>> start RECORDS TO USE
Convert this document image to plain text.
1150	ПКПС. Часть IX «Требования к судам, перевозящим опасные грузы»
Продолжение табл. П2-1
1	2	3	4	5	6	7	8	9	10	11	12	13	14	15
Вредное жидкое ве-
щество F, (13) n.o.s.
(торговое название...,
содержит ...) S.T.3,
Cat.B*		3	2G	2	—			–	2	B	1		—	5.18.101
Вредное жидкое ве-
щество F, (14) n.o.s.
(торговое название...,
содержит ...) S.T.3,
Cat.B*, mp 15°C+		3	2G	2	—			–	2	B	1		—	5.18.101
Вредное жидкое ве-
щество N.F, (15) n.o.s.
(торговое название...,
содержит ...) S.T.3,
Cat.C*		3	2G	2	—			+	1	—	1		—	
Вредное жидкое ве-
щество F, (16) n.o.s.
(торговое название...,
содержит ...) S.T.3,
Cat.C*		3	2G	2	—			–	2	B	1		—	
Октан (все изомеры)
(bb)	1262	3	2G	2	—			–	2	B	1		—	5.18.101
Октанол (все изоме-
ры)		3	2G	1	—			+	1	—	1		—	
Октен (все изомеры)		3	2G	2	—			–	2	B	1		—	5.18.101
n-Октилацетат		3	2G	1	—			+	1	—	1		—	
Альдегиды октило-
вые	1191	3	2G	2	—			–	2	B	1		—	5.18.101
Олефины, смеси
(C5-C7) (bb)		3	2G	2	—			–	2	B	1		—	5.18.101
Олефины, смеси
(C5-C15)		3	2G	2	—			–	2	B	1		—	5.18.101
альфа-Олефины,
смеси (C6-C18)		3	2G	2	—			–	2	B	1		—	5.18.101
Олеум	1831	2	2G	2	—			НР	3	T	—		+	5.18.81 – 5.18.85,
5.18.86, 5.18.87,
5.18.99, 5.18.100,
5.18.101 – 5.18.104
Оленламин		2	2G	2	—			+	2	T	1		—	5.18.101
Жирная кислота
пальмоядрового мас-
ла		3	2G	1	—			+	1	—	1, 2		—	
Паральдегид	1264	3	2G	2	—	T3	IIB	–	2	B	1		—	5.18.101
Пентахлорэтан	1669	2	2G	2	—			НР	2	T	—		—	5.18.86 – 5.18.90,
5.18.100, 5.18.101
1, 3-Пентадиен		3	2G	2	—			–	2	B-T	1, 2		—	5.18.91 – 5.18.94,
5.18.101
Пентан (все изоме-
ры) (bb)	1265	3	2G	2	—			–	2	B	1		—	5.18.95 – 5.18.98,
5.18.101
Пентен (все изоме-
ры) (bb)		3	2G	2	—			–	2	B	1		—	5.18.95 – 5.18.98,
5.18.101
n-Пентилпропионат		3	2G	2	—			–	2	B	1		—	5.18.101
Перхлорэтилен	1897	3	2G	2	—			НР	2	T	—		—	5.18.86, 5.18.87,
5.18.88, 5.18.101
>> end RECORDS TO USE
- **WRITTEN PROBLEM**
Write all of the records out again exactly.

- **WRITTEN ANSWER**
Convert this document image to plain text.
1150	ПКПС. Часть IX «Требования к судам, перевозящим опасные грузы»
Продолжение табл. П2-1
1	2	3	4	5	6	7	8	9	10	11	12	13	14	15
Вредное жидкое ве-
щество F, (13) n.o.s.
(торговое название...,
содержит ...) S.T.3,
Cat.B*		3	2G	2	—			–	2	B	1		—	5.18.101
Вредное жидкое ве-
щество F, (14) n.o.s.
(торговое название...,
содержит ...) S.T.3,
Cat.B*, mp 15°C+		3	2G	2	—			–	2	B	1		—	5.18.101
Вредное жидкое ве-
щество N.F, (15) n.o.s.
(торговое название...,
содержит ...) S.T.3,
Cat.C*		3	2G	2	—			+	1	—	1		—	
Вредное жидкое ве-
щество F, (16) n.o.s.
(торговое название...,
содержит ...) S.T.3,
Cat.C*		3	2G	2	—			–	2	B	1		—	
Октан (все изомеры)
(bb)	1262	3	2G	2	—			–	2	B	1		—	5.18.101
Октанол (все изоме-
ры)		3	2G	1	—			+	1	—	1		—	
Октен (все изомеры)		3	2G	2	—			–	2	B	1		—	5.18.101
n-Октилацетат		3	2G	1	—			+	1	—	1		—	
Альдегиды октило-
вые	1191	3	2G	2	—			–	2	B	1		—	5.18.101
Олефины, смеси
(C5-C7) (bb)		3	2G	2	—			–	2	B	1		—	5.18.101
Олефины, смеси
(C5-C15)		3	2G	2	—			–	2	B	1		—	5.18.101
альфа-Олефины,
смеси (C6-C18)		3	2G	2	—			–	2	B	1		—	5.18.101
Олеум	1831	2	2G	2	—			НР	3	T	—		+	5.18.81 – 5.18.85,
5.18.86, 5.18.87,
5.18.99, 5.18.100,
5.18.101 – 5.18.104
Оленламин		2	2G	2	—			+	2	T	1		—	5.18.101
Жирная кислота
пальмоядрового мас-
ла		3	2G	1	—			+	1	—	1, 2		—	
Паральдегид	1264	3	2G	2	—	T3	IIB	–	2	B	1		—	5.18.101
Пентахлорэтан	1669	2	2G	2	—			НР	2	T	—		—	5.18.86 – 5.18.90,
5.18.100, 5.18.101
1, 3-Пентадиен		3	2G	2	—			–	2	B-T	1, 2		—	5.18.91 – 5.18.94,
5.18.101
Пентан (все изоме-
ры) (bb)	1265	3	2G	2	—			–	2	B	1		—	5.18.95 – 5.18.98,
5.18.101
Пентен (все изоме-
ры) (bb)		3	2G	2	—			–	2	B	1		—	5.18.95 – 5.18.98,
5.18.101
n-Пентилпропионат		3	2G	2	—			–	2	B	1		—	5.18.101
Перхлорэтилен	1897	3	2G	2	—			НР	2	T	—		—	5.18.86, 5.18.87,
5.18.88, 5.18.101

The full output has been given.